| Instruction |
In the lines below, find how many contain the word "Diretrizes" and report that figure alone.

| Dataset entries |
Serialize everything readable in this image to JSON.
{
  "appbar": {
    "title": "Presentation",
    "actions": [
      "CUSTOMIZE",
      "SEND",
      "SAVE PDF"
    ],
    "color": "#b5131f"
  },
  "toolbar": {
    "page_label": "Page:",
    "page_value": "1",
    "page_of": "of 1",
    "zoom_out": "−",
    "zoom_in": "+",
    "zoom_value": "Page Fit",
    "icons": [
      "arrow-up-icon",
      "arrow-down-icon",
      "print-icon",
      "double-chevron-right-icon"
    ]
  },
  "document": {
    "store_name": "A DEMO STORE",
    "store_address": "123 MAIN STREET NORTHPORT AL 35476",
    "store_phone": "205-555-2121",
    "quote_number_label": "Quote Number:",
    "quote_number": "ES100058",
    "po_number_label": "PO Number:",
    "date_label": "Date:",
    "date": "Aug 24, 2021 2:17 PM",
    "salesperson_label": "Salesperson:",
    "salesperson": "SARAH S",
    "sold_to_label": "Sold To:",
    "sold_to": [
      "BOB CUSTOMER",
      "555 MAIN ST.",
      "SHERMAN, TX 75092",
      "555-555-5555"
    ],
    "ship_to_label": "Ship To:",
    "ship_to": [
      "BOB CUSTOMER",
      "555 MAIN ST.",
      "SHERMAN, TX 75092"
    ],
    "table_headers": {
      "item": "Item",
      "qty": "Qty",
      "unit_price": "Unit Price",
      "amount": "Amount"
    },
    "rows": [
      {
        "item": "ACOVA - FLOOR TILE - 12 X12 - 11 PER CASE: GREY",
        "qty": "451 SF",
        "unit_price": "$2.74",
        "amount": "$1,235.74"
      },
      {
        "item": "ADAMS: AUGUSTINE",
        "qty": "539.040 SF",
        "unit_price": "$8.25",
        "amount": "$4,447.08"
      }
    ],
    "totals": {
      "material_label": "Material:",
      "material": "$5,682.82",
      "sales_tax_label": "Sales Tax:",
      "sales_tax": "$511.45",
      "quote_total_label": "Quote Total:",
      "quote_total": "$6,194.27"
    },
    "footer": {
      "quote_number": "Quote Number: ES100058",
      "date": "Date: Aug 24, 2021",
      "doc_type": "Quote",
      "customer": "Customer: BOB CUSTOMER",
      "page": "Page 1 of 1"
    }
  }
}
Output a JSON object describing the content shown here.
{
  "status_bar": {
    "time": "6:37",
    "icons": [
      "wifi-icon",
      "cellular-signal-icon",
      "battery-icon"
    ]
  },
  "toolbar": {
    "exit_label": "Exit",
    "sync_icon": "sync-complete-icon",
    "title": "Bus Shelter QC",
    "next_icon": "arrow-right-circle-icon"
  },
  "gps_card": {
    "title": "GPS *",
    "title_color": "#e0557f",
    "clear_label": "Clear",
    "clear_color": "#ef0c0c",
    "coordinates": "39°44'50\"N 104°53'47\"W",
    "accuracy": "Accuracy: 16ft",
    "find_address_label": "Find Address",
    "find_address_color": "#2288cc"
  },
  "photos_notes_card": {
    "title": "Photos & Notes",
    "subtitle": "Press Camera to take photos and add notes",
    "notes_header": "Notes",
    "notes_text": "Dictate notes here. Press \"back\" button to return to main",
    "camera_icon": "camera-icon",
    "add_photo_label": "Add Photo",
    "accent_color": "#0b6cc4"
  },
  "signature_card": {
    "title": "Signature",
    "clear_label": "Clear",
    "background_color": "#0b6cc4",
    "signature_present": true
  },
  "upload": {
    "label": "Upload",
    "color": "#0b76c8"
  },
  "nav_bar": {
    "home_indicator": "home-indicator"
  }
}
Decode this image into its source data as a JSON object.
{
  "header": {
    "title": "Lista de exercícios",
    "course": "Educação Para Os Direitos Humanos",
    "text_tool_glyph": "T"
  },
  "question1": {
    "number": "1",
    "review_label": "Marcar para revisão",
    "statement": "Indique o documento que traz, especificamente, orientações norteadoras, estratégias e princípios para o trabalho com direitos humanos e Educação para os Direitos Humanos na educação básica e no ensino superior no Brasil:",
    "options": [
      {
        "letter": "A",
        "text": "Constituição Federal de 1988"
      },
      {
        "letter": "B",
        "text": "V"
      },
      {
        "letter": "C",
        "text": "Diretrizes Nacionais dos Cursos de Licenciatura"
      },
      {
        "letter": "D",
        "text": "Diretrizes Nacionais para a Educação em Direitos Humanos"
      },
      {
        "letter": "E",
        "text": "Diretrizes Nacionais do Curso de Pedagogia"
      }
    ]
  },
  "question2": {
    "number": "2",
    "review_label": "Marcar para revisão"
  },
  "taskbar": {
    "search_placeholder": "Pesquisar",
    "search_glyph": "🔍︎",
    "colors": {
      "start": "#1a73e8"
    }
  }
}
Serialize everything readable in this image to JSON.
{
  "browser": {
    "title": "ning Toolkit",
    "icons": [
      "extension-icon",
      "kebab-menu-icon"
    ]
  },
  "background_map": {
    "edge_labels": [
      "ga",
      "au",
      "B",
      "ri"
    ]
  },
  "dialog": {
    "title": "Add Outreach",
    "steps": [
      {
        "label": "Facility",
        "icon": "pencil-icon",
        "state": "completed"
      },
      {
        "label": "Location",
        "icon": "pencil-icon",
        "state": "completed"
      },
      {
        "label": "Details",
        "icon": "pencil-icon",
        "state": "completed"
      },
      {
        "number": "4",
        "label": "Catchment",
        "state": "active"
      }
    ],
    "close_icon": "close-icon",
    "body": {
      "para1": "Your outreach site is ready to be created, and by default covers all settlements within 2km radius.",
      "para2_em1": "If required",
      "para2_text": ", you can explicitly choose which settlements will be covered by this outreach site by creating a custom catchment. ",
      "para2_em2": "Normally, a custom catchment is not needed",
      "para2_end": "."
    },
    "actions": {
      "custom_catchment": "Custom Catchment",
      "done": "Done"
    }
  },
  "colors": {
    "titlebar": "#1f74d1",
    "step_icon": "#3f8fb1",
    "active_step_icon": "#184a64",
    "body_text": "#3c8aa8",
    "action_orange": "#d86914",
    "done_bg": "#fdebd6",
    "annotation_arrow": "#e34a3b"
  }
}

| Answer to the exercise |
3